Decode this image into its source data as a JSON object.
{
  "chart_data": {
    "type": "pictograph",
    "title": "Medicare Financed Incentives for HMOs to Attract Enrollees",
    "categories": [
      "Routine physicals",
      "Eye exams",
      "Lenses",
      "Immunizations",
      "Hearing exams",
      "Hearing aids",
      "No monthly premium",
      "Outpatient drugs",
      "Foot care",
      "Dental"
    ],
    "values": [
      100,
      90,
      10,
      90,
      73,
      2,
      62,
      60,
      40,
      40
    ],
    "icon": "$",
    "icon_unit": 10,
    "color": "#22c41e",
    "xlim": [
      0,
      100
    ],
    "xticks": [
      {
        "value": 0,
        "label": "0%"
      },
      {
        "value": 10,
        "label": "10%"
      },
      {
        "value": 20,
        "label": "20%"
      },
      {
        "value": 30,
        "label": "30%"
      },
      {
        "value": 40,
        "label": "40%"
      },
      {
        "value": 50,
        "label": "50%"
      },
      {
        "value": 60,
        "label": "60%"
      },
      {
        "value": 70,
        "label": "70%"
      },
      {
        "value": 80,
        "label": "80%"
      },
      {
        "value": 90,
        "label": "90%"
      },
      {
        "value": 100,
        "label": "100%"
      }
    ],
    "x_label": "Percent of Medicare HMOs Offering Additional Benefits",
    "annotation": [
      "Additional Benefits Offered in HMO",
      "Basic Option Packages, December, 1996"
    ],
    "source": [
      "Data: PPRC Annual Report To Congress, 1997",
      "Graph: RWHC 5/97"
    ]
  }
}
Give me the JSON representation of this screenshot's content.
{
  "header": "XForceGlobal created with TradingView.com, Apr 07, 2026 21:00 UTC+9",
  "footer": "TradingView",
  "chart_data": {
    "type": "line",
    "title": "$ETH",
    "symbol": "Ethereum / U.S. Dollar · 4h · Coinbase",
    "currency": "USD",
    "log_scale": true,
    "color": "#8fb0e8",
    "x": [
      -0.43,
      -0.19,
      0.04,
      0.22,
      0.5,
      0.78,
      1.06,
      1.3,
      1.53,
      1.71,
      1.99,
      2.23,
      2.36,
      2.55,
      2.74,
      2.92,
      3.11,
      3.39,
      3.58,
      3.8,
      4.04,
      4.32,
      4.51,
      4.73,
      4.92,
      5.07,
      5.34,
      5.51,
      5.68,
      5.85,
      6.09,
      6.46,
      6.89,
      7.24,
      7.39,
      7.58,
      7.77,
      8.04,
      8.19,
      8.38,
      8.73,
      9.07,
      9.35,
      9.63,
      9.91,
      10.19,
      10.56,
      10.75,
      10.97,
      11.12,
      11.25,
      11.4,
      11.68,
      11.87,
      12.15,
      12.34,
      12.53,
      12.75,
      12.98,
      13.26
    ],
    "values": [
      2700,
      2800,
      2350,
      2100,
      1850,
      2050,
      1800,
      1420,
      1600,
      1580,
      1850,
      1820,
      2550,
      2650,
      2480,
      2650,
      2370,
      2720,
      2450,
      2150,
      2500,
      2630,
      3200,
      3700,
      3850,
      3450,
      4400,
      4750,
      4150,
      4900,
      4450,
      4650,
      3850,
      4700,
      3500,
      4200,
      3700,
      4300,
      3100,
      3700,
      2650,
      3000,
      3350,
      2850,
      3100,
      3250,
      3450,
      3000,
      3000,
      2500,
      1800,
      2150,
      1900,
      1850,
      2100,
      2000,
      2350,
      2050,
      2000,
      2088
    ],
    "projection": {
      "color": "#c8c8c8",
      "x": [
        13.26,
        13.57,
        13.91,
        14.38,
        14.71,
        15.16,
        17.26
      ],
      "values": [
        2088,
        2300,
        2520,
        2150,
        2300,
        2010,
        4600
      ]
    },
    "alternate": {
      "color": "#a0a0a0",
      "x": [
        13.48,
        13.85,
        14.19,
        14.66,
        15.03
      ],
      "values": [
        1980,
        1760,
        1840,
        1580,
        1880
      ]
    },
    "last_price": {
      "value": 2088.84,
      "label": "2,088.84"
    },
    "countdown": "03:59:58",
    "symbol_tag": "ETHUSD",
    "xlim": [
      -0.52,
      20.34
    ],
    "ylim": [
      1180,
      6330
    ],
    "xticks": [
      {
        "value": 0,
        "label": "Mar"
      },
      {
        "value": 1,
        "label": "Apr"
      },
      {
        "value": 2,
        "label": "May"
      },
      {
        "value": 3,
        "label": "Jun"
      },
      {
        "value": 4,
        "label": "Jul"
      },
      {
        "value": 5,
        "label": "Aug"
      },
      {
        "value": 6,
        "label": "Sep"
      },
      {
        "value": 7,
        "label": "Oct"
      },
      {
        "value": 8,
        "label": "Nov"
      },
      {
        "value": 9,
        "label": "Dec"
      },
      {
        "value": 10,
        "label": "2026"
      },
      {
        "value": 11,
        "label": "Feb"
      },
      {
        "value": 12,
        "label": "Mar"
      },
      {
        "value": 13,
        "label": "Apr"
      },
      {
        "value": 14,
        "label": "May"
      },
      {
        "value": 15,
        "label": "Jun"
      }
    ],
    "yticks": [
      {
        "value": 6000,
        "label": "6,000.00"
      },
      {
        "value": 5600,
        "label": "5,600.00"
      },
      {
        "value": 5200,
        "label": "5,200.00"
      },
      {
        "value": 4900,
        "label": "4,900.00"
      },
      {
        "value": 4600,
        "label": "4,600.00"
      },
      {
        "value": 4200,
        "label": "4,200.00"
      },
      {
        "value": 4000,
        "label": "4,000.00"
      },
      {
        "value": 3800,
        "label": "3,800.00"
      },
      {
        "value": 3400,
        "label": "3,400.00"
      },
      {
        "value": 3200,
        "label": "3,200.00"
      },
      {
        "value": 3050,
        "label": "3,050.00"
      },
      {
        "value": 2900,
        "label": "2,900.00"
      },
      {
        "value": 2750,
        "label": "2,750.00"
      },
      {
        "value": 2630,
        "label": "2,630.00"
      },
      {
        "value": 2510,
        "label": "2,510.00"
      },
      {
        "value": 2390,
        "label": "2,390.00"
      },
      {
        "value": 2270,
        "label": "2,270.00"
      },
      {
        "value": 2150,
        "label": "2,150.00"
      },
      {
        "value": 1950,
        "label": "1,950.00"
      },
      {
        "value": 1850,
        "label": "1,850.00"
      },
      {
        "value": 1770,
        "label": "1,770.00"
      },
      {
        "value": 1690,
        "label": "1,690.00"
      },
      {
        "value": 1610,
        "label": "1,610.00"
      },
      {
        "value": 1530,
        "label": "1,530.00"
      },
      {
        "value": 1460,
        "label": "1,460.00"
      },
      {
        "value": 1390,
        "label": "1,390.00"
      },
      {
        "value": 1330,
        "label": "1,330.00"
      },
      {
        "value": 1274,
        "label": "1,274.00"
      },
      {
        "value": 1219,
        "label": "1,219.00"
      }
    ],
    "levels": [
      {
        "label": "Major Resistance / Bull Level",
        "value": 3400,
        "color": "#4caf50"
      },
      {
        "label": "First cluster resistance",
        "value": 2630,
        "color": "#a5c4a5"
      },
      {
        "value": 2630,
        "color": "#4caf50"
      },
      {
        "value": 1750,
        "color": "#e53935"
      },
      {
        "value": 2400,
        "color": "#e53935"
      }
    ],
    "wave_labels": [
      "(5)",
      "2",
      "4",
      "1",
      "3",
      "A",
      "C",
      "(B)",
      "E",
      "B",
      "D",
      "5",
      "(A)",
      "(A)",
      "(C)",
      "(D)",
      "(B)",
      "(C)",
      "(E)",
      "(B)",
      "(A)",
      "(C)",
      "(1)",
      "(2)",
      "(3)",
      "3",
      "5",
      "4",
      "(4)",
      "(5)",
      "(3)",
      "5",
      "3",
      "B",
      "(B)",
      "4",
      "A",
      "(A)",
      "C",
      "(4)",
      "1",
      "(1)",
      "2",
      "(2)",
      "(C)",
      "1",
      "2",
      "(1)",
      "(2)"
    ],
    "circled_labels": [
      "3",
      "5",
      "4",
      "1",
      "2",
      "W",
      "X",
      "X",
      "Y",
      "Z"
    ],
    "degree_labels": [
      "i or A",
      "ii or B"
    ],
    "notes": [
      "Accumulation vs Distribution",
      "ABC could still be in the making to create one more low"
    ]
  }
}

=== Exercise requirements ===
What is the number of lines in the records that contain the word "HMOs"? Answer with the number and nothing else.

=== Written answer ===
2